(Chart and figure data)
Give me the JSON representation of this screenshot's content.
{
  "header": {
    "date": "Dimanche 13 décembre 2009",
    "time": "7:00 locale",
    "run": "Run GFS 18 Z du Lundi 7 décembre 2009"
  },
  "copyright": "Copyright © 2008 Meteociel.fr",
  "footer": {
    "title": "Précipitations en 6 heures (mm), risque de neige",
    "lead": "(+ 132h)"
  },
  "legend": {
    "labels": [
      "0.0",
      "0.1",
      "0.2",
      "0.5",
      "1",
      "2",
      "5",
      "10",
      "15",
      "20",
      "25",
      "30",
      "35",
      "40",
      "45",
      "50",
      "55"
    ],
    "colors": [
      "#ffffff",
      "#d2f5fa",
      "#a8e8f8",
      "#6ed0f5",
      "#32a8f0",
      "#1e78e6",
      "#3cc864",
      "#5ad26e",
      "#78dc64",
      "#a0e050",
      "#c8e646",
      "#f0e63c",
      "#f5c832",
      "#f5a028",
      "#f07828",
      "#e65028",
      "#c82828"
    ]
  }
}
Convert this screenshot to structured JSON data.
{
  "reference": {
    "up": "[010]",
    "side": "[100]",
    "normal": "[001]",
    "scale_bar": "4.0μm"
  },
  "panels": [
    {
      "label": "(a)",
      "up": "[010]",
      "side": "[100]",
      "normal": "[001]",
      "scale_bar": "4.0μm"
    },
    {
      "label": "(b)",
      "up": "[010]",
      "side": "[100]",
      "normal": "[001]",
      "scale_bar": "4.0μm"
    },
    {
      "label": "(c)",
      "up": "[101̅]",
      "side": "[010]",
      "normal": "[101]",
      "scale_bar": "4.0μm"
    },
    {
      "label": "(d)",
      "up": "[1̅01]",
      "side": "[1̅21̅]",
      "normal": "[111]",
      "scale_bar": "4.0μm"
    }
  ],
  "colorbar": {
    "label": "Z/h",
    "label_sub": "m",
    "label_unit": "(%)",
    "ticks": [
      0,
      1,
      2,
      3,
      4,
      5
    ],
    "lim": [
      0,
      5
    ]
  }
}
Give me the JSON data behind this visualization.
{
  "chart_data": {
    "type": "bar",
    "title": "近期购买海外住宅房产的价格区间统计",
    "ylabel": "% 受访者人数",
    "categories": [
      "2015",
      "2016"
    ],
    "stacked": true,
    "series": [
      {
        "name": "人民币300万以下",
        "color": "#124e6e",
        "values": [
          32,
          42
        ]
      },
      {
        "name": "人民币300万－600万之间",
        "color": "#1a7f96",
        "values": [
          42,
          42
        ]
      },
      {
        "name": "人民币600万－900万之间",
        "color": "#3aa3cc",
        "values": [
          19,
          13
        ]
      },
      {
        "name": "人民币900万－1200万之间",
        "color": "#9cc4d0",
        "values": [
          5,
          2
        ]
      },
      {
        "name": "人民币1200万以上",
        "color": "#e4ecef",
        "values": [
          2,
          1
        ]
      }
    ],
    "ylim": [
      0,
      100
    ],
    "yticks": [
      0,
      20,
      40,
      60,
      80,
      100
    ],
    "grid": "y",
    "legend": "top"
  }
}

WHAT TO PRODUCE: From the material above, copy each line that includes the word "décembre".

WORKED ANSWER:
    "date": "Dimanche 13 décembre 2009",
    "run": "Run GFS 18 Z du Lundi 7 décembre 2009"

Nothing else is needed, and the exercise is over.